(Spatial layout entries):

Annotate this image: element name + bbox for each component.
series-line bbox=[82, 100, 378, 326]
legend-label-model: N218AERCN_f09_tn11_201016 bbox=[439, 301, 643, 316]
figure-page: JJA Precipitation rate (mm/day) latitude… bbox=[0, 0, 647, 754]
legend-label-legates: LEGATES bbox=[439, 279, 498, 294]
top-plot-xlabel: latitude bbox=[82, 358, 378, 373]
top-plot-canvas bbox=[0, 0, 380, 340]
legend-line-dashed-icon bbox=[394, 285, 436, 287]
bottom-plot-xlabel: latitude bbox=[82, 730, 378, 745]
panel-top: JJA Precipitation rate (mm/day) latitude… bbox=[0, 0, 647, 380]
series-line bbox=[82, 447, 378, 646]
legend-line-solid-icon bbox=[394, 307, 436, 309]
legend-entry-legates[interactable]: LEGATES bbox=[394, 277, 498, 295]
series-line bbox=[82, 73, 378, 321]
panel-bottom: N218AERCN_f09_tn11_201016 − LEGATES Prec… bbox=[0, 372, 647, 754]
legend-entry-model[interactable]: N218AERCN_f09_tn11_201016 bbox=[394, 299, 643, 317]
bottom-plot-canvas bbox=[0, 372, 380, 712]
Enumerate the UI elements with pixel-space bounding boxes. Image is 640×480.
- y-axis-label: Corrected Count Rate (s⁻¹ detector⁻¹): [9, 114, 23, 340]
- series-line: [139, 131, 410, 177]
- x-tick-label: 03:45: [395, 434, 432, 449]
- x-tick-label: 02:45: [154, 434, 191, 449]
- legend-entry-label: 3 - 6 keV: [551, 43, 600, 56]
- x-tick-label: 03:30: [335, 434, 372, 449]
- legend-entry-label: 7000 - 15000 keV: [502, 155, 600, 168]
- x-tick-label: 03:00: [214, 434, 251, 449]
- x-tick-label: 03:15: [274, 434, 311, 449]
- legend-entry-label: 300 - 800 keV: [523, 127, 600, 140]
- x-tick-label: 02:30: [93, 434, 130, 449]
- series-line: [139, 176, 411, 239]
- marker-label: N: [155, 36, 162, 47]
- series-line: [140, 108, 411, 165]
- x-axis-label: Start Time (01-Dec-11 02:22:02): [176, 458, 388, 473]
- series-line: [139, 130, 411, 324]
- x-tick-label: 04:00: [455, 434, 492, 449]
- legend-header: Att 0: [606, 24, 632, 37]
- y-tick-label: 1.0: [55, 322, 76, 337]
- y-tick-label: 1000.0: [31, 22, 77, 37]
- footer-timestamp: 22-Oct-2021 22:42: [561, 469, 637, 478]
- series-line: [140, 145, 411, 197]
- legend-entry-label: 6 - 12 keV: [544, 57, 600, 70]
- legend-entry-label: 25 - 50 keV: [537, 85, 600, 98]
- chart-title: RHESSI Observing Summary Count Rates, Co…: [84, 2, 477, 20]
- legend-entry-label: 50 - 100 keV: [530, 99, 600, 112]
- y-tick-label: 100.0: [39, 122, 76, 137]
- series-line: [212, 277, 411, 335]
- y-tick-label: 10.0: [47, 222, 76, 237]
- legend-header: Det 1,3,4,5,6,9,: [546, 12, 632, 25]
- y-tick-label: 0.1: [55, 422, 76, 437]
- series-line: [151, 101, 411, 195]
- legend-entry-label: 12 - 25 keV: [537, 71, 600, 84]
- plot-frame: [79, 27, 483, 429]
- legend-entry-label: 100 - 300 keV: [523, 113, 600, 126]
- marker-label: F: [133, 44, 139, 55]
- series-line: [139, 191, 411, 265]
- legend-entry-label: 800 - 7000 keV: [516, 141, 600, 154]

(DIRECTIONS): Copy out the listing from its first line through the line containing "- marker-label: N: [155, 36, 162, 47]", replacing every "x-tick-label" with "time-tick-label" and keeping everything else the same.

(EXERCISE SOLUTION):
Annotate this image: element name + bbox for each component.
series-line bbox=[82, 100, 378, 326]
legend-label-model: N218AERCN_f09_tn11_201016 bbox=[439, 301, 643, 316]
figure-page: JJA Precipitation rate (mm/day) latitude… bbox=[0, 0, 647, 754]
legend-label-legates: LEGATES bbox=[439, 279, 498, 294]
top-plot-xlabel: latitude bbox=[82, 358, 378, 373]
top-plot-canvas bbox=[0, 0, 380, 340]
legend-line-dashed-icon bbox=[394, 285, 436, 287]
bottom-plot-xlabel: latitude bbox=[82, 730, 378, 745]
panel-top: JJA Precipitation rate (mm/day) latitude… bbox=[0, 0, 647, 380]
series-line bbox=[82, 447, 378, 646]
legend-line-solid-icon bbox=[394, 307, 436, 309]
legend-entry-legates[interactable]: LEGATES bbox=[394, 277, 498, 295]
series-line bbox=[82, 73, 378, 321]
panel-bottom: N218AERCN_f09_tn11_201016 − LEGATES Prec… bbox=[0, 372, 647, 754]
legend-entry-model[interactable]: N218AERCN_f09_tn11_201016 bbox=[394, 299, 643, 317]
bottom-plot-canvas bbox=[0, 372, 380, 712]
Enumerate the UI elements with pixel-space bounding boxes. Image is 640×480.
- y-axis-label: Corrected Count Rate (s⁻¹ detector⁻¹): [9, 114, 23, 340]
- series-line: [139, 131, 410, 177]
- time-tick-label: 03:45: [395, 434, 432, 449]
- time-tick-label: 02:45: [154, 434, 191, 449]
- legend-entry-label: 3 - 6 keV: [551, 43, 600, 56]
- time-tick-label: 03:30: [335, 434, 372, 449]
- legend-entry-label: 7000 - 15000 keV: [502, 155, 600, 168]
- time-tick-label: 03:00: [214, 434, 251, 449]
- time-tick-label: 03:15: [274, 434, 311, 449]
- legend-entry-label: 300 - 800 keV: [523, 127, 600, 140]
- time-tick-label: 02:30: [93, 434, 130, 449]
- series-line: [139, 176, 411, 239]
- marker-label: N: [155, 36, 162, 47]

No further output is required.